▶ What this task involves: Lines before the one containing "Read this page and output its text content." are left out; copy that line and every later line through the end of the data exactly.

Data listing
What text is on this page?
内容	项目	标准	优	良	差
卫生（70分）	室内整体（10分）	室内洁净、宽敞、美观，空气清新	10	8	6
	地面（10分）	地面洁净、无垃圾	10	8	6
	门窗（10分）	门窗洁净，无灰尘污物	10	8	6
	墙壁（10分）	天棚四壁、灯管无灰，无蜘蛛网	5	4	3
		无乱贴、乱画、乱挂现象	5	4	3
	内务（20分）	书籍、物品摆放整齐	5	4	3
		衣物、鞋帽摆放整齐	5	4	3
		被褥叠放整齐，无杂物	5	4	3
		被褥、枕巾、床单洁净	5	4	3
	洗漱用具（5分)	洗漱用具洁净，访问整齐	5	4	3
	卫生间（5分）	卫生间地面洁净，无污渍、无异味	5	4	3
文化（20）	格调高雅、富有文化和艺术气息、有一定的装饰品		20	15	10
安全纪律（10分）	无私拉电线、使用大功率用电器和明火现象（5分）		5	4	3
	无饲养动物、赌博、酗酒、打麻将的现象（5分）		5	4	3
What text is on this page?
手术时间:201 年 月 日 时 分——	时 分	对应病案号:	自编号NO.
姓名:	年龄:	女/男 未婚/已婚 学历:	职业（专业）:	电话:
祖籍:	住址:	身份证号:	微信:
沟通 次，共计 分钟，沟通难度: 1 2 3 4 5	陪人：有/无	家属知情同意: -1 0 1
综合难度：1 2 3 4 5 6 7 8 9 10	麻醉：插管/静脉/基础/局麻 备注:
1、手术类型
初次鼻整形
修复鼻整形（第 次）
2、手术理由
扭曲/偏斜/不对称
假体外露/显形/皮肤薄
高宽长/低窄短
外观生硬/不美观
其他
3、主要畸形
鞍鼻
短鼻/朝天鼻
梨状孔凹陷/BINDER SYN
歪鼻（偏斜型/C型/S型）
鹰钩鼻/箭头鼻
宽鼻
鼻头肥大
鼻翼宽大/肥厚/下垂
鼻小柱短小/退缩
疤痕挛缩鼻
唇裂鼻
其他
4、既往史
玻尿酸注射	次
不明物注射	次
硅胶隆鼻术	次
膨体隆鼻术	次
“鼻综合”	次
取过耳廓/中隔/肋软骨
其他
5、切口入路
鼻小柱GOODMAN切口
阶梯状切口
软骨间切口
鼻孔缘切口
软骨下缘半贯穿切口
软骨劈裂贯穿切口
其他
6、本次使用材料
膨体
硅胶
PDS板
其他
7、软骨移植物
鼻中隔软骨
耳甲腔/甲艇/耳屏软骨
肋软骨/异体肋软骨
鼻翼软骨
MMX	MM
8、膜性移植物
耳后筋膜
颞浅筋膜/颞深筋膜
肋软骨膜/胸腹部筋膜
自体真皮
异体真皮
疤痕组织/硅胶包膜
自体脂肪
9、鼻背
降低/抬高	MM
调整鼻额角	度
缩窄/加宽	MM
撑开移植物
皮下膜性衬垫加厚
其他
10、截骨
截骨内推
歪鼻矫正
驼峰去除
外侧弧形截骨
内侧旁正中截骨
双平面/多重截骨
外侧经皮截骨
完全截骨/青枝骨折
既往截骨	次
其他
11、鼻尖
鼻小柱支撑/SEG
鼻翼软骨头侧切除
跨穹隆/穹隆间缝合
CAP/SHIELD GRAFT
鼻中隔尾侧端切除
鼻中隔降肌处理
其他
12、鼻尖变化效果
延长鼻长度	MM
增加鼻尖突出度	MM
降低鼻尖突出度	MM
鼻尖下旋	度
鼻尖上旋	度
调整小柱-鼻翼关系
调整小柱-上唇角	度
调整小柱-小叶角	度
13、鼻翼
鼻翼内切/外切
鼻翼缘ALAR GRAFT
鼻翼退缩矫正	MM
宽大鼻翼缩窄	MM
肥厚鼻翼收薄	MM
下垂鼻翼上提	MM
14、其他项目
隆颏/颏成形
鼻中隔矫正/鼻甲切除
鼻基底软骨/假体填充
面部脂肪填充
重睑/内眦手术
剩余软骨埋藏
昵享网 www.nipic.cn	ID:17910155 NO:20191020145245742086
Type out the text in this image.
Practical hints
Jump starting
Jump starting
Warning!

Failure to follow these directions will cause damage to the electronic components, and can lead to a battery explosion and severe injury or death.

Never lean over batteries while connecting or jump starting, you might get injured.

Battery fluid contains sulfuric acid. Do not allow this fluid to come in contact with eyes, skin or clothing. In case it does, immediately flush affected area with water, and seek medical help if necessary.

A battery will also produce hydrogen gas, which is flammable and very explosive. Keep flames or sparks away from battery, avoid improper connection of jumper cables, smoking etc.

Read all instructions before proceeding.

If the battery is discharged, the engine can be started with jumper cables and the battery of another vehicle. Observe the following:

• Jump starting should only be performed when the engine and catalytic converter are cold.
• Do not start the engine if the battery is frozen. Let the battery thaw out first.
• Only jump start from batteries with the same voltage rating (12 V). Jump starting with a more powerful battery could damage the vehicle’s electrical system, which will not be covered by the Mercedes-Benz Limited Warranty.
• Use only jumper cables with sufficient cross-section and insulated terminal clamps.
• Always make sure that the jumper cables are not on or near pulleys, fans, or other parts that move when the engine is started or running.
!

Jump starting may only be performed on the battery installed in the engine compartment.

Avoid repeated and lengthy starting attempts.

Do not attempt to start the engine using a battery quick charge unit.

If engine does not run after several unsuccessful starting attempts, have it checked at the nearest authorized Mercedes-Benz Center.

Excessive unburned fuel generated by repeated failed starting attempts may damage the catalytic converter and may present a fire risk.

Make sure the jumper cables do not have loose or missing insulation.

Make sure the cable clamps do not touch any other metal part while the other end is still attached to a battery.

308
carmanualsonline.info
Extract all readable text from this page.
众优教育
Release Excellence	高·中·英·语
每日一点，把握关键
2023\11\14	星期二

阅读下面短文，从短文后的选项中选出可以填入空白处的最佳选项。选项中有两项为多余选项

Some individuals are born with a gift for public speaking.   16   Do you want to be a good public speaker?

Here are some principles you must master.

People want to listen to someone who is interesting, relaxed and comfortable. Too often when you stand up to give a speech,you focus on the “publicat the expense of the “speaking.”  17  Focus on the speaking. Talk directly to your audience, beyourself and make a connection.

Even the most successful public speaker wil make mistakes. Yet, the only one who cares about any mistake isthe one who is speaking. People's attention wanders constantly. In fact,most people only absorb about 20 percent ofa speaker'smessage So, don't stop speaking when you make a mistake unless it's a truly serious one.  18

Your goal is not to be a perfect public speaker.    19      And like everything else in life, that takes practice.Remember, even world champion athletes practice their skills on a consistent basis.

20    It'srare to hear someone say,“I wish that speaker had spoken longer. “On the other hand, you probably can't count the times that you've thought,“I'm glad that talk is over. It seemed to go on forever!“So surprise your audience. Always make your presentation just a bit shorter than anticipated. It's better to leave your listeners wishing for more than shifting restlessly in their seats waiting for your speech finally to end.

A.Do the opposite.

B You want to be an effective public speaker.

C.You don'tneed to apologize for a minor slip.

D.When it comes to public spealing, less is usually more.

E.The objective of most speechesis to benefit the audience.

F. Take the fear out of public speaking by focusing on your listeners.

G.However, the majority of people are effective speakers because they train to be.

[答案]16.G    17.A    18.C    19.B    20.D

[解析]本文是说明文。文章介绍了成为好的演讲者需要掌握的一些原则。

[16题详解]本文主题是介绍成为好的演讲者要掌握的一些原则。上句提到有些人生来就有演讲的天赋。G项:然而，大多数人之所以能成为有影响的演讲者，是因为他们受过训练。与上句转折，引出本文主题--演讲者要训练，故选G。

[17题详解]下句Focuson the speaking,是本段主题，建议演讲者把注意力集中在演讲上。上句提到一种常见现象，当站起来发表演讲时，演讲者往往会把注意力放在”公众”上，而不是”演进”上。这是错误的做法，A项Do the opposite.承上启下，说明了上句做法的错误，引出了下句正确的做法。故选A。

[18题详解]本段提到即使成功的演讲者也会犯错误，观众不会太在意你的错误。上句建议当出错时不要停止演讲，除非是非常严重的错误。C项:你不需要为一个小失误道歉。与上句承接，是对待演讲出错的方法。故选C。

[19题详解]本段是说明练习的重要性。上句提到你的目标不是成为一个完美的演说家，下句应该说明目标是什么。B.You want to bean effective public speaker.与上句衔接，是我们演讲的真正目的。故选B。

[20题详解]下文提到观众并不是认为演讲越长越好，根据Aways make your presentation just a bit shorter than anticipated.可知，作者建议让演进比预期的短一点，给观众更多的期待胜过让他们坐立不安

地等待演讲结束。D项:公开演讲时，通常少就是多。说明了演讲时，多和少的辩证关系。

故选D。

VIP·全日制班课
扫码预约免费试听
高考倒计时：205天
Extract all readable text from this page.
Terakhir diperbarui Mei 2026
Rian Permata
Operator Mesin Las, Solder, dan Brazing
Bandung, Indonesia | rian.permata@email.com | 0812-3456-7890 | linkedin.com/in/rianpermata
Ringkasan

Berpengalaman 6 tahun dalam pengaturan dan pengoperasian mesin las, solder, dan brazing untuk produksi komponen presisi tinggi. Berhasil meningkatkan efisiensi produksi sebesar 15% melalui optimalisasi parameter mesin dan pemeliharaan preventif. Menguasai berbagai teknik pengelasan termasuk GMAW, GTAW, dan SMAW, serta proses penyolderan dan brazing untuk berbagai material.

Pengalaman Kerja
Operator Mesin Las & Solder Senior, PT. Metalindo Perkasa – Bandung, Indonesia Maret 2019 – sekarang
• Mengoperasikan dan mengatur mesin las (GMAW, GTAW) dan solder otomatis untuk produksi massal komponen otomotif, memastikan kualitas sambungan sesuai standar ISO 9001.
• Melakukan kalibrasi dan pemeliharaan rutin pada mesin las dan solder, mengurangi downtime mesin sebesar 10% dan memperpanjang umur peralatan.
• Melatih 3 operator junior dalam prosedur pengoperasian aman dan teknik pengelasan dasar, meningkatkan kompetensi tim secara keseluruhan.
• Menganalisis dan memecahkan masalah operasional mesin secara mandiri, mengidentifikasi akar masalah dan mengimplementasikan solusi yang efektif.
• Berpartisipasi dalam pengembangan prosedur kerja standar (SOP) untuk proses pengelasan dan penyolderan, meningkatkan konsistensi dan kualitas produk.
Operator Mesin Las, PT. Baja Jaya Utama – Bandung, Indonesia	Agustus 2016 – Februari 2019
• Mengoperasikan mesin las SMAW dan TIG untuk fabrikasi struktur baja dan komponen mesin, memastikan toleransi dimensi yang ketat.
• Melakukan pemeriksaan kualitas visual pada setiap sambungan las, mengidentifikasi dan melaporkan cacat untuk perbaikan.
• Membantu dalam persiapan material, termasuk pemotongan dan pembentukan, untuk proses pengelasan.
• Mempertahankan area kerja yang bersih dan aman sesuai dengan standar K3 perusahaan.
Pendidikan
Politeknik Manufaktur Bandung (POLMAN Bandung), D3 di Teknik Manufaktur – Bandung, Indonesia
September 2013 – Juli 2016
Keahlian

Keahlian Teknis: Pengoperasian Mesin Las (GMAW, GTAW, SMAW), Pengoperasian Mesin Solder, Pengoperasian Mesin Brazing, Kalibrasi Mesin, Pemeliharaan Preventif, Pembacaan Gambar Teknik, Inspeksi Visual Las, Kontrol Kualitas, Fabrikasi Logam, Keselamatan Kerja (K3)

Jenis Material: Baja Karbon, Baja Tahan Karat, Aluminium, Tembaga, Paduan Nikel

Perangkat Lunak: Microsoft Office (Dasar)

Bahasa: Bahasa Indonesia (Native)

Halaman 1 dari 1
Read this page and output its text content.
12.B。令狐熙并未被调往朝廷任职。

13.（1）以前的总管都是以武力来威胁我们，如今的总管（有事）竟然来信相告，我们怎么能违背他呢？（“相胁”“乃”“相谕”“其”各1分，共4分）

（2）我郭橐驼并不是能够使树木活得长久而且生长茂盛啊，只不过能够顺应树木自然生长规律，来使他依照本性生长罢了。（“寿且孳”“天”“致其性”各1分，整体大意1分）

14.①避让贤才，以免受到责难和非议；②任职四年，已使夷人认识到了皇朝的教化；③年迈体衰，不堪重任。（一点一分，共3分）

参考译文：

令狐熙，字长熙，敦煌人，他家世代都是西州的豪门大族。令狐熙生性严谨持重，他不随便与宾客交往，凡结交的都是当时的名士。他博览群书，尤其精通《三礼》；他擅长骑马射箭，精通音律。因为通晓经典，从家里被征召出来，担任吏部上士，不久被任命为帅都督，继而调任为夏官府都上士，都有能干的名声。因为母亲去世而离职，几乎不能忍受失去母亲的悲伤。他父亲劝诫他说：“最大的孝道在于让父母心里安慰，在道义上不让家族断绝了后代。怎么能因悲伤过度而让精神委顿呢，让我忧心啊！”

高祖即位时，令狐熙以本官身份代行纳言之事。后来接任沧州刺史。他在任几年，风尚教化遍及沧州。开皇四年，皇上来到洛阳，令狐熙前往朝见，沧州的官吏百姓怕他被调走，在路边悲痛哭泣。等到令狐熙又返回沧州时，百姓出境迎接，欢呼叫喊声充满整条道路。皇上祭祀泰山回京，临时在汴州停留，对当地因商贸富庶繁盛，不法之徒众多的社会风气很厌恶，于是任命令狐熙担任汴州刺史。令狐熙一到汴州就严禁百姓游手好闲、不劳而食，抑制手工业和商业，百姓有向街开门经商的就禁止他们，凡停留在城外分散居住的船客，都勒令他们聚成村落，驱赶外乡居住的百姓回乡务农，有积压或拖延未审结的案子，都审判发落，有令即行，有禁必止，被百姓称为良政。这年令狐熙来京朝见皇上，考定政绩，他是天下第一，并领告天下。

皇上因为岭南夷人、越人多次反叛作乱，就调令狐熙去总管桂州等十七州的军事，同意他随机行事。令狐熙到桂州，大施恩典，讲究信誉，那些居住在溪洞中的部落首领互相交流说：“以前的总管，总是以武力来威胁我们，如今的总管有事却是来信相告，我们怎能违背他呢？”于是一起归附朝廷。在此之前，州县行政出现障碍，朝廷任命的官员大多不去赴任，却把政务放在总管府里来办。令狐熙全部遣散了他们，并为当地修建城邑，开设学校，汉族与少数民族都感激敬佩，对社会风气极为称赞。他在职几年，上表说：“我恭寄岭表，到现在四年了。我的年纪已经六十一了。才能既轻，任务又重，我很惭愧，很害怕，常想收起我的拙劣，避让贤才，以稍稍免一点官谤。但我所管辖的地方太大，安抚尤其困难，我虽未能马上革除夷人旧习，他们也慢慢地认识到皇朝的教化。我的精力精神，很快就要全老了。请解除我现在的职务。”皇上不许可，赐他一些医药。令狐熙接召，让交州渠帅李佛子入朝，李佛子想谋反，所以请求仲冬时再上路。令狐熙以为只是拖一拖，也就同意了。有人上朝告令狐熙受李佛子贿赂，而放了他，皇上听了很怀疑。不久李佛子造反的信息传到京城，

▶ Solution to this problem:
Read this page and output its text content.
12.B。令狐熙并未被调往朝廷任职。

13.（1）以前的总管都是以武力来威胁我们，如今的总管（有事）竟然来信相告，我们怎么能违背他呢？（“相胁”“乃”“相谕”“其”各1分，共4分）

（2）我郭橐驼并不是能够使树木活得长久而且生长茂盛啊，只不过能够顺应树木自然生长规律，来使他依照本性生长罢了。（“寿且孳”“天”“致其性”各1分，整体大意1分）

14.①避让贤才，以免受到责难和非议；②任职四年，已使夷人认识到了皇朝的教化；③年迈体衰，不堪重任。（一点一分，共3分）

参考译文：

令狐熙，字长熙，敦煌人，他家世代都是西州的豪门大族。令狐熙生性严谨持重，他不随便与宾客交往，凡结交的都是当时的名士。他博览群书，尤其精通《三礼》；他擅长骑马射箭，精通音律。因为通晓经典，从家里被征召出来，担任吏部上士，不久被任命为帅都督，继而调任为夏官府都上士，都有能干的名声。因为母亲去世而离职，几乎不能忍受失去母亲的悲伤。他父亲劝诫他说：“最大的孝道在于让父母心里安慰，在道义上不让家族断绝了后代。怎么能因悲伤过度而让精神委顿呢，让我忧心啊！”

高祖即位时，令狐熙以本官身份代行纳言之事。后来接任沧州刺史。他在任几年，风尚教化遍及沧州。开皇四年，皇上来到洛阳，令狐熙前往朝见，沧州的官吏百姓怕他被调走，在路边悲痛哭泣。等到令狐熙又返回沧州时，百姓出境迎接，欢呼叫喊声充满整条道路。皇上祭祀泰山回京，临时在汴州停留，对当地因商贸富庶繁盛，不法之徒众多的社会风气很厌恶，于是任命令狐熙担任汴州刺史。令狐熙一到汴州就严禁百姓游手好闲、不劳而食，抑制手工业和商业，百姓有向街开门经商的就禁止他们，凡停留在城外分散居住的船客，都勒令他们聚成村落，驱赶外乡居住的百姓回乡务农，有积压或拖延未审结的案子，都审判发落，有令即行，有禁必止，被百姓称为良政。这年令狐熙来京朝见皇上，考定政绩，他是天下第一，并领告天下。

皇上因为岭南夷人、越人多次反叛作乱，就调令狐熙去总管桂州等十七州的军事，同意他随机行事。令狐熙到桂州，大施恩典，讲究信誉，那些居住在溪洞中的部落首领互相交流说：“以前的总管，总是以武力来威胁我们，如今的总管有事却是来信相告，我们怎能违背他呢？”于是一起归附朝廷。在此之前，州县行政出现障碍，朝廷任命的官员大多不去赴任，却把政务放在总管府里来办。令狐熙全部遣散了他们，并为当地修建城邑，开设学校，汉族与少数民族都感激敬佩，对社会风气极为称赞。他在职几年，上表说：“我恭寄岭表，到现在四年了。我的年纪已经六十一了。才能既轻，任务又重，我很惭愧，很害怕，常想收起我的拙劣，避让贤才，以稍稍免一点官谤。但我所管辖的地方太大，安抚尤其困难，我虽未能马上革除夷人旧习，他们也慢慢地认识到皇朝的教化。我的精力精神，很快就要全老了。请解除我现在的职务。”皇上不许可，赐他一些医药。令狐熙接召，让交州渠帅李佛子入朝，李佛子想谋反，所以请求仲冬时再上路。令狐熙以为只是拖一拖，也就同意了。有人上朝告令狐熙受李佛子贿赂，而放了他，皇上听了很怀疑。不久李佛子造反的信息传到京城，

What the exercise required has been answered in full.